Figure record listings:
※ ※ ※

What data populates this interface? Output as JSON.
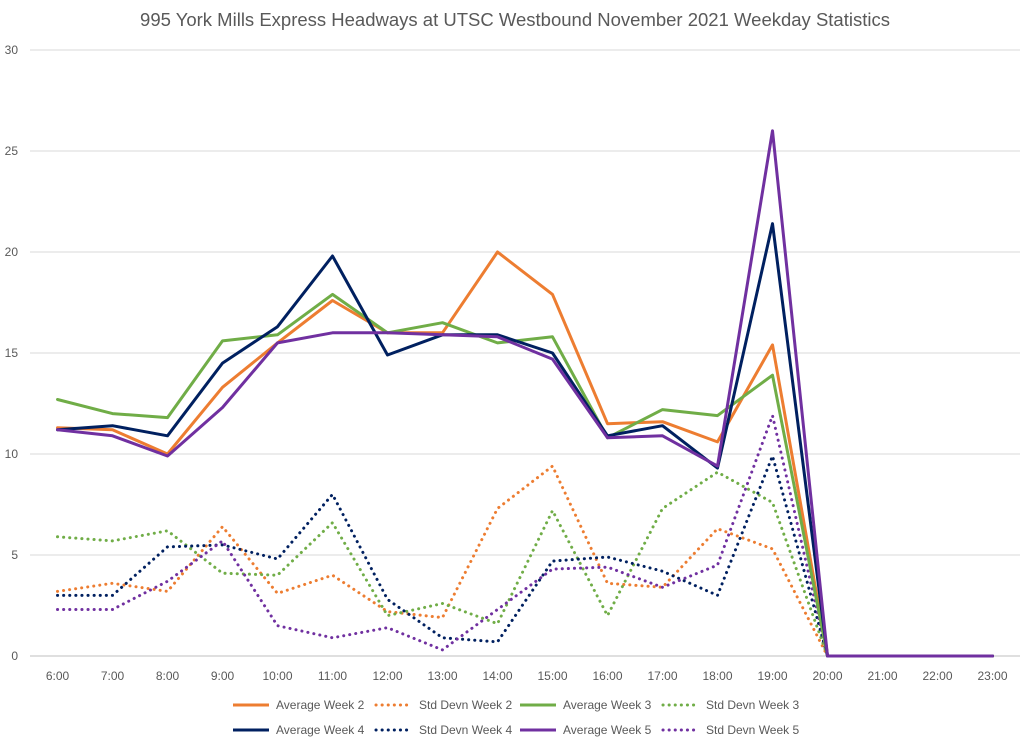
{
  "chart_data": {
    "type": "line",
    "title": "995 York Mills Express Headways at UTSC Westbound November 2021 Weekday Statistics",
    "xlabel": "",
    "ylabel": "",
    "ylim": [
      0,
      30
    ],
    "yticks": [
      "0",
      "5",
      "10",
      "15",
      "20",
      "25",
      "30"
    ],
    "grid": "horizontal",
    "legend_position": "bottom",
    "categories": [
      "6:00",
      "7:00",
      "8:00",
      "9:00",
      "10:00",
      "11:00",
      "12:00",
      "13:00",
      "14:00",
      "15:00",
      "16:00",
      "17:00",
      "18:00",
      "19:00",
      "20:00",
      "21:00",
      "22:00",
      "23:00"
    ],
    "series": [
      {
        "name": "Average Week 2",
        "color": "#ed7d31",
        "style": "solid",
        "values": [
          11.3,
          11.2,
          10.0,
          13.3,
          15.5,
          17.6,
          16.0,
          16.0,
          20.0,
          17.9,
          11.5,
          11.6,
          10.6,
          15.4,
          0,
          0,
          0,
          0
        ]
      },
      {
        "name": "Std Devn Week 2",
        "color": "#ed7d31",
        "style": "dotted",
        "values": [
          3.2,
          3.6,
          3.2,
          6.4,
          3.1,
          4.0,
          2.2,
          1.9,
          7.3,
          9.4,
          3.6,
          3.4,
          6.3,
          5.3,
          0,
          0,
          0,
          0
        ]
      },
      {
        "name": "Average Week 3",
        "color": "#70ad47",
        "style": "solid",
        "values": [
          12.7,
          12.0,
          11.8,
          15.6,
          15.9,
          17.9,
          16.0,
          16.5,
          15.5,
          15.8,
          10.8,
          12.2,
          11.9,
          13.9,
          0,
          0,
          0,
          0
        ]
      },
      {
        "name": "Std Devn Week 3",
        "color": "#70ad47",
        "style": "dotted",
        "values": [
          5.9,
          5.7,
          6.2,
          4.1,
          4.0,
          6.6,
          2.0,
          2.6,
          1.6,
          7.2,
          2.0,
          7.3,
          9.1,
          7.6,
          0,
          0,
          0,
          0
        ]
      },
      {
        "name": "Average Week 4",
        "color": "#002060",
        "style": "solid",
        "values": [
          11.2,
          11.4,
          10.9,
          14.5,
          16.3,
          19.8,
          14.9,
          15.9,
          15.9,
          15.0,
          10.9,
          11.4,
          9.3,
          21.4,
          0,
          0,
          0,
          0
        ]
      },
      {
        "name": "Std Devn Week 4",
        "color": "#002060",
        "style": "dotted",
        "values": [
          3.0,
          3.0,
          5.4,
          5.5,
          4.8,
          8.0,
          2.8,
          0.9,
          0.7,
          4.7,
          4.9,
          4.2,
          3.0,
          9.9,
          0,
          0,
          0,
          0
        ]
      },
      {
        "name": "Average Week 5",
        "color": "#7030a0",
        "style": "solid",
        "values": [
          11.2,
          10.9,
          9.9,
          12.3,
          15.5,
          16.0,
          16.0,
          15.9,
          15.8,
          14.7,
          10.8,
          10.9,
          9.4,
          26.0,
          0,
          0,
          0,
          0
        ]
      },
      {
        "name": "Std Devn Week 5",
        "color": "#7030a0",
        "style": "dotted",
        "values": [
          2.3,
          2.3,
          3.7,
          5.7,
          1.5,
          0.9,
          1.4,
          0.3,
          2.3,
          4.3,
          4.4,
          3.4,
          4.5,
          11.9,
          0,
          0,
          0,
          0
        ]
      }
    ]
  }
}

※ ※ ※

Prompt
Go back to the records above and write them out exactly, without the pictures.

The completed task
What data populates this interface? Output as JSON.
{
  "chart_data": {
    "type": "line",
    "title": "995 York Mills Express Headways at UTSC Westbound November 2021 Weekday Statistics",
    "xlabel": "",
    "ylabel": "",
    "ylim": [
      0,
      30
    ],
    "yticks": [
      "0",
      "5",
      "10",
      "15",
      "20",
      "25",
      "30"
    ],
    "grid": "horizontal",
    "legend_position": "bottom",
    "categories": [
      "6:00",
      "7:00",
      "8:00",
      "9:00",
      "10:00",
      "11:00",
      "12:00",
      "13:00",
      "14:00",
      "15:00",
      "16:00",
      "17:00",
      "18:00",
      "19:00",
      "20:00",
      "21:00",
      "22:00",
      "23:00"
    ],
    "series": [
      {
        "name": "Average Week 2",
        "color": "#ed7d31",
        "style": "solid",
        "values": [
          11.3,
          11.2,
          10.0,
          13.3,
          15.5,
          17.6,
          16.0,
          16.0,
          20.0,
          17.9,
          11.5,
          11.6,
          10.6,
          15.4,
          0,
          0,
          0,
          0
        ]
      },
      {
        "name": "Std Devn Week 2",
        "color": "#ed7d31",
        "style": "dotted",
        "values": [
          3.2,
          3.6,
          3.2,
          6.4,
          3.1,
          4.0,
          2.2,
          1.9,
          7.3,
          9.4,
          3.6,
          3.4,
          6.3,
          5.3,
          0,
          0,
          0,
          0
        ]
      },
      {
        "name": "Average Week 3",
        "color": "#70ad47",
        "style": "solid",
        "values": [
          12.7,
          12.0,
          11.8,
          15.6,
          15.9,
          17.9,
          16.0,
          16.5,
          15.5,
          15.8,
          10.8,
          12.2,
          11.9,
          13.9,
          0,
          0,
          0,
          0
        ]
      },
      {
        "name": "Std Devn Week 3",
        "color": "#70ad47",
        "style": "dotted",
        "values": [
          5.9,
          5.7,
          6.2,
          4.1,
          4.0,
          6.6,
          2.0,
          2.6,
          1.6,
          7.2,
          2.0,
          7.3,
          9.1,
          7.6,
          0,
          0,
          0,
          0
        ]
      },
      {
        "name": "Average Week 4",
        "color": "#002060",
        "style": "solid",
        "values": [
          11.2,
          11.4,
          10.9,
          14.5,
          16.3,
          19.8,
          14.9,
          15.9,
          15.9,
          15.0,
          10.9,
          11.4,
          9.3,
          21.4,
          0,
          0,
          0,
          0
        ]
      },
      {
        "name": "Std Devn Week 4",
        "color": "#002060",
        "style": "dotted",
        "values": [
          3.0,
          3.0,
          5.4,
          5.5,
          4.8,
          8.0,
          2.8,
          0.9,
          0.7,
          4.7,
          4.9,
          4.2,
          3.0,
          9.9,
          0,
          0,
          0,
          0
        ]
      },
      {
        "name": "Average Week 5",
        "color": "#7030a0",
        "style": "solid",
        "values": [
          11.2,
          10.9,
          9.9,
          12.3,
          15.5,
          16.0,
          16.0,
          15.9,
          15.8,
          14.7,
          10.8,
          10.9,
          9.4,
          26.0,
          0,
          0,
          0,
          0
        ]
      },
      {
        "name": "Std Devn Week 5",
        "color": "#7030a0",
        "style": "dotted",
        "values": [
          2.3,
          2.3,
          3.7,
          5.7,
          1.5,
          0.9,
          1.4,
          0.3,
          2.3,
          4.3,
          4.4,
          3.4,
          4.5,
          11.9,
          0,
          0,
          0,
          0
        ]
      }
    ]
  }
}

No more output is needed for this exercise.